=== Exercise prompt ===
Each line should be copied exactly.

=== Dataset content ===
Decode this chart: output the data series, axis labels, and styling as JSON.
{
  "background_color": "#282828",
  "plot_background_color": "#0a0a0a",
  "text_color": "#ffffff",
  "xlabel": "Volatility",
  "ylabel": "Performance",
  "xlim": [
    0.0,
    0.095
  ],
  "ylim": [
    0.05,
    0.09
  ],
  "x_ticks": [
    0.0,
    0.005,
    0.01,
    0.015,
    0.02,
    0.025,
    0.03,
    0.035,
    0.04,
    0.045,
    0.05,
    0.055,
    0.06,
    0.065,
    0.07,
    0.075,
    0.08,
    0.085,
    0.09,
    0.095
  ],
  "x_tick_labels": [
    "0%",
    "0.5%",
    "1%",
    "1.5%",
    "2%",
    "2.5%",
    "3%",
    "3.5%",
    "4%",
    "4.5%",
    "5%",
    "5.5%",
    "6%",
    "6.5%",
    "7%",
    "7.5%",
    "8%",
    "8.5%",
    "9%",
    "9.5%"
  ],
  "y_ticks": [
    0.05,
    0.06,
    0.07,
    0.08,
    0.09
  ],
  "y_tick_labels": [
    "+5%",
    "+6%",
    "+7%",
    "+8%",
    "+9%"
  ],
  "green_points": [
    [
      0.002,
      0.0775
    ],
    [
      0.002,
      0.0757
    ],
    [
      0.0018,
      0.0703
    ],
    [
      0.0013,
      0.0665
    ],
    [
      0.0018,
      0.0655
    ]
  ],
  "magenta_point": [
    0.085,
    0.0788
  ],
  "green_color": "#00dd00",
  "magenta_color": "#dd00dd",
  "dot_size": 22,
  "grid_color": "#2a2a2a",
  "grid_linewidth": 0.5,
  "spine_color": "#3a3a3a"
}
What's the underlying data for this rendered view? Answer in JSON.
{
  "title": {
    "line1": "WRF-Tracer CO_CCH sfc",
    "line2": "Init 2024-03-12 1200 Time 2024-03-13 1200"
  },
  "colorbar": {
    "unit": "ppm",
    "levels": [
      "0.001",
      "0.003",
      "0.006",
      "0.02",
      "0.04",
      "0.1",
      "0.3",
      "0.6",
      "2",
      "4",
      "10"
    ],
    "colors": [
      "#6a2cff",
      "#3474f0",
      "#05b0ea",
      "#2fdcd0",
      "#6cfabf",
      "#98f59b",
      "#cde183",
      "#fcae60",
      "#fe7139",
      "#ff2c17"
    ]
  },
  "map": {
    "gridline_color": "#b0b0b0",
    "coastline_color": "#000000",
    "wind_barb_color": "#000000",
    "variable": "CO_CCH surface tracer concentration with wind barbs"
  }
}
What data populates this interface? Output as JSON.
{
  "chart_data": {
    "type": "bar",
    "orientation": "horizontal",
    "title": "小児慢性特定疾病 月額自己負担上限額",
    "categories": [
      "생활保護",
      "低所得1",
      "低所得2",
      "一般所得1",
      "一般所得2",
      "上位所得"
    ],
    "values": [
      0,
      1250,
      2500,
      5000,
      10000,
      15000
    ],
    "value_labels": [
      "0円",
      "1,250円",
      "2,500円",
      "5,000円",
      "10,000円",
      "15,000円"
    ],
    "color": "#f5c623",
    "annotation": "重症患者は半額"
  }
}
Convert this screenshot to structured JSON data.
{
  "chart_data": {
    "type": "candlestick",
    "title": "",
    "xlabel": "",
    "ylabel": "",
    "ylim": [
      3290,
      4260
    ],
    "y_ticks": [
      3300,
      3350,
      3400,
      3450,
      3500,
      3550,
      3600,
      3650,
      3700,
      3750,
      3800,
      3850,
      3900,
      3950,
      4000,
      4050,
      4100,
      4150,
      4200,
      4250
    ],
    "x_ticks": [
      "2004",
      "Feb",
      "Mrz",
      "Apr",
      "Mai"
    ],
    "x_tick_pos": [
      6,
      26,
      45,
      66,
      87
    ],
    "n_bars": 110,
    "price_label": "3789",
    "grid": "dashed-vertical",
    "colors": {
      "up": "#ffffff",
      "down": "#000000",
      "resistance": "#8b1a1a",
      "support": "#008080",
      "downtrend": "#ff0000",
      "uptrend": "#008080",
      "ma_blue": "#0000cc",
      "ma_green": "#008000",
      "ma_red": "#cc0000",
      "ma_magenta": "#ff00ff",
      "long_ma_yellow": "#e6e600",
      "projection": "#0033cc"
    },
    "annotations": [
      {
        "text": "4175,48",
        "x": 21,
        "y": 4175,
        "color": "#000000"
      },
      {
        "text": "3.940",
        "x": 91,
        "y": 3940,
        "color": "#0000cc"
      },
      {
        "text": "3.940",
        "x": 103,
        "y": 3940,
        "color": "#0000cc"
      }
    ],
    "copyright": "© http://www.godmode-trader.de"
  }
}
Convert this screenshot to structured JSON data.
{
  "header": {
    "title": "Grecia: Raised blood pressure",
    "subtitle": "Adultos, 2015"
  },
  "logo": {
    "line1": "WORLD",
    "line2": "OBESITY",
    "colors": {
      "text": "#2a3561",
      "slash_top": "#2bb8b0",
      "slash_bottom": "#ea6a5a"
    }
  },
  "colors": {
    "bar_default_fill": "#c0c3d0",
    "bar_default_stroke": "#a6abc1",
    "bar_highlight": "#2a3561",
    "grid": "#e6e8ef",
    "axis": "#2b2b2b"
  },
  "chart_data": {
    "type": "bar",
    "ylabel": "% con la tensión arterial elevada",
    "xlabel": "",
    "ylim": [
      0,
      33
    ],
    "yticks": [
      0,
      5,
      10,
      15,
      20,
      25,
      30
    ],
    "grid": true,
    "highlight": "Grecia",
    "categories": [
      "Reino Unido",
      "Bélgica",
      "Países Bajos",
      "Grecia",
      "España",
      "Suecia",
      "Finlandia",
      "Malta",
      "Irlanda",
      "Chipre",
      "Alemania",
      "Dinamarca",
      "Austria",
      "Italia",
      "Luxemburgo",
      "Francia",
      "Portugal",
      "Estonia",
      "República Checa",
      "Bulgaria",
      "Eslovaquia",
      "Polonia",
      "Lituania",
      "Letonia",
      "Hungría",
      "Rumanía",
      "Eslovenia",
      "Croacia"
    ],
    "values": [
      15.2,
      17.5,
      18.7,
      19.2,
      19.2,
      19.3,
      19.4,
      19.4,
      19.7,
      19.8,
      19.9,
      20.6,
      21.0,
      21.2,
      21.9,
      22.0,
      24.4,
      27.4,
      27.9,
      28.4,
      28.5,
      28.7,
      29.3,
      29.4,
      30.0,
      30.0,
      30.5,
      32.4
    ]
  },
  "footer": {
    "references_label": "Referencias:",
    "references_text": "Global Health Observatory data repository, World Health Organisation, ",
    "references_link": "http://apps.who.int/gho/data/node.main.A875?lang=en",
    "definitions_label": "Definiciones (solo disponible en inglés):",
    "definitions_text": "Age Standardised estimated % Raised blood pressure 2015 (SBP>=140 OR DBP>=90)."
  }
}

=== Solution below ===
Decode this chart: output the data series, axis labels, and styling as JSON.
{
  "background_color": "#282828",
  "plot_background_color": "#0a0a0a",
  "text_color": "#ffffff",
  "xlabel": "Volatility",
  "ylabel": "Performance",
  "xlim": [
    0.0,
    0.095
  ],
  "ylim": [
    0.05,
    0.09
  ],
  "x_ticks": [
    0.0,
    0.005,
    0.01,
    0.015,
    0.02,
    0.025,
    0.03,
    0.035,
    0.04,
    0.045,
    0.05,
    0.055,
    0.06,
    0.065,
    0.07,
    0.075,
    0.08,
    0.085,
    0.09,
    0.095
  ],
  "x_tick_labels": [
    "0%",
    "0.5%",
    "1%",
    "1.5%",
    "2%",
    "2.5%",
    "3%",
    "3.5%",
    "4%",
    "4.5%",
    "5%",
    "5.5%",
    "6%",
    "6.5%",
    "7%",
    "7.5%",
    "8%",
    "8.5%",
    "9%",
    "9.5%"
  ],
  "y_ticks": [
    0.05,
    0.06,
    0.07,
    0.08,
    0.09
  ],
  "y_tick_labels": [
    "+5%",
    "+6%",
    "+7%",
    "+8%",
    "+9%"
  ],
  "green_points": [
    [
      0.002,
      0.0775
    ],
    [
      0.002,
      0.0757
    ],
    [
      0.0018,
      0.0703
    ],
    [
      0.0013,
      0.0665
    ],
    [
      0.0018,
      0.0655
    ]
  ],
  "magenta_point": [
    0.085,
    0.0788
  ],
  "green_color": "#00dd00",
  "magenta_color": "#dd00dd",
  "dot_size": 22,
  "grid_color": "#2a2a2a",
  "grid_linewidth": 0.5,
  "spine_color": "#3a3a3a"
}
What's the underlying data for this rendered view? Answer in JSON.
{
  "title": {
    "line1": "WRF-Tracer CO_CCH sfc",
    "line2": "Init 2024-03-12 1200 Time 2024-03-13 1200"
  },
  "colorbar": {
    "unit": "ppm",
    "levels": [
      "0.001",
      "0.003",
      "0.006",
      "0.02",
      "0.04",
      "0.1",
      "0.3",
      "0.6",
      "2",
      "4",
      "10"
    ],
    "colors": [
      "#6a2cff",
      "#3474f0",
      "#05b0ea",
      "#2fdcd0",
      "#6cfabf",
      "#98f59b",
      "#cde183",
      "#fcae60",
      "#fe7139",
      "#ff2c17"
    ]
  },
  "map": {
    "gridline_color": "#b0b0b0",
    "coastline_color": "#000000",
    "wind_barb_color": "#000000",
    "variable": "CO_CCH surface tracer concentration with wind barbs"
  }
}
What data populates this interface? Output as JSON.
{
  "chart_data": {
    "type": "bar",
    "orientation": "horizontal",
    "title": "小児慢性特定疾病 月額自己負担上限額",
    "categories": [
      "생활保護",
      "低所得1",
      "低所得2",
      "一般所得1",
      "一般所得2",
      "上位所得"
    ],
    "values": [
      0,
      1250,
      2500,
      5000,
      10000,
      15000
    ],
    "value_labels": [
      "0円",
      "1,250円",
      "2,500円",
      "5,000円",
      "10,000円",
      "15,000円"
    ],
    "color": "#f5c623",
    "annotation": "重症患者は半額"
  }
}
Convert this screenshot to structured JSON data.
{
  "chart_data": {
    "type": "candlestick",
    "title": "",
    "xlabel": "",
    "ylabel": "",
    "ylim": [
      3290,
      4260
    ],
    "y_ticks": [
      3300,
      3350,
      3400,
      3450,
      3500,
      3550,
      3600,
      3650,
      3700,
      3750,
      3800,
      3850,
      3900,
      3950,
      4000,
      4050,
      4100,
      4150,
      4200,
      4250
    ],
    "x_ticks": [
      "2004",
      "Feb",
      "Mrz",
      "Apr",
      "Mai"
    ],
    "x_tick_pos": [
      6,
      26,
      45,
      66,
      87
    ],
    "n_bars": 110,
    "price_label": "3789",
    "grid": "dashed-vertical",
    "colors": {
      "up": "#ffffff",
      "down": "#000000",
      "resistance": "#8b1a1a",
      "support": "#008080",
      "downtrend": "#ff0000",
      "uptrend": "#008080",
      "ma_blue": "#0000cc",
      "ma_green": "#008000",
      "ma_red": "#cc0000",
      "ma_magenta": "#ff00ff",
      "long_ma_yellow": "#e6e600",
      "projection": "#0033cc"
    },
    "annotations": [
      {
        "text": "4175,48",
        "x": 21,
        "y": 4175,
        "color": "#000000"
      },
      {
        "text": "3.940",
        "x": 91,
        "y": 3940,
        "color": "#0000cc"
      },
      {
        "text": "3.940",
        "x": 103,
        "y": 3940,
        "color": "#0000cc"
      }
    ],
    "copyright": "© http://www.godmode-trader.de"
  }
}
Convert this screenshot to structured JSON data.
{
  "header": {
    "title": "Grecia: Raised blood pressure",
    "subtitle": "Adultos, 2015"
  },
  "logo": {
    "line1": "WORLD",
    "line2": "OBESITY",
    "colors": {
      "text": "#2a3561",
      "slash_top": "#2bb8b0",
      "slash_bottom": "#ea6a5a"
    }
  },
  "colors": {
    "bar_default_fill": "#c0c3d0",
    "bar_default_stroke": "#a6abc1",
    "bar_highlight": "#2a3561",
    "grid": "#e6e8ef",
    "axis": "#2b2b2b"
  },
  "chart_data": {
    "type": "bar",
    "ylabel": "% con la tensión arterial elevada",
    "xlabel": "",
    "ylim": [
      0,
      33
    ],
    "yticks": [
      0,
      5,
      10,
      15,
      20,
      25,
      30
    ],
    "grid": true,
    "highlight": "Grecia",
    "categories": [
      "Reino Unido",
      "Bélgica",
      "Países Bajos",
      "Grecia",
      "España",
      "Suecia",
      "Finlandia",
      "Malta",
      "Irlanda",
      "Chipre",
      "Alemania",
      "Dinamarca",
      "Austria",
      "Italia",
      "Luxemburgo",
      "Francia",
      "Portugal",
      "Estonia",
      "República Checa",
      "Bulgaria",
      "Eslovaquia",
      "Polonia",
      "Lituania",
      "Letonia",
      "Hungría",
      "Rumanía",
      "Eslovenia",
      "Croacia"
    ],
    "values": [
      15.2,
      17.5,
      18.7,
      19.2,
      19.2,
      19.3,
      19.4,
      19.4,
      19.7,
      19.8,
      19.9,
      20.6,
      21.0,
      21.2,
      21.9,
      22.0,
      24.4,
      27.4,
      27.9,
      28.4,
      28.5,
      28.7,
      29.3,
      29.4,
      30.0,
      30.0,
      30.5,
      32.4
    ]
  },
  "footer": {
    "references_label": "Referencias:",
    "references_text": "Global Health Observatory data repository, World Health Organisation, ",
    "references_link": "http://apps.who.int/gho/data/node.main.A875?lang=en",
    "definitions_label": "Definiciones (solo disponible en inglés):",
    "definitions_text": "Age Standardised estimated % Raised blood pressure 2015 (SBP>=140 OR DBP>=90)."
  }
}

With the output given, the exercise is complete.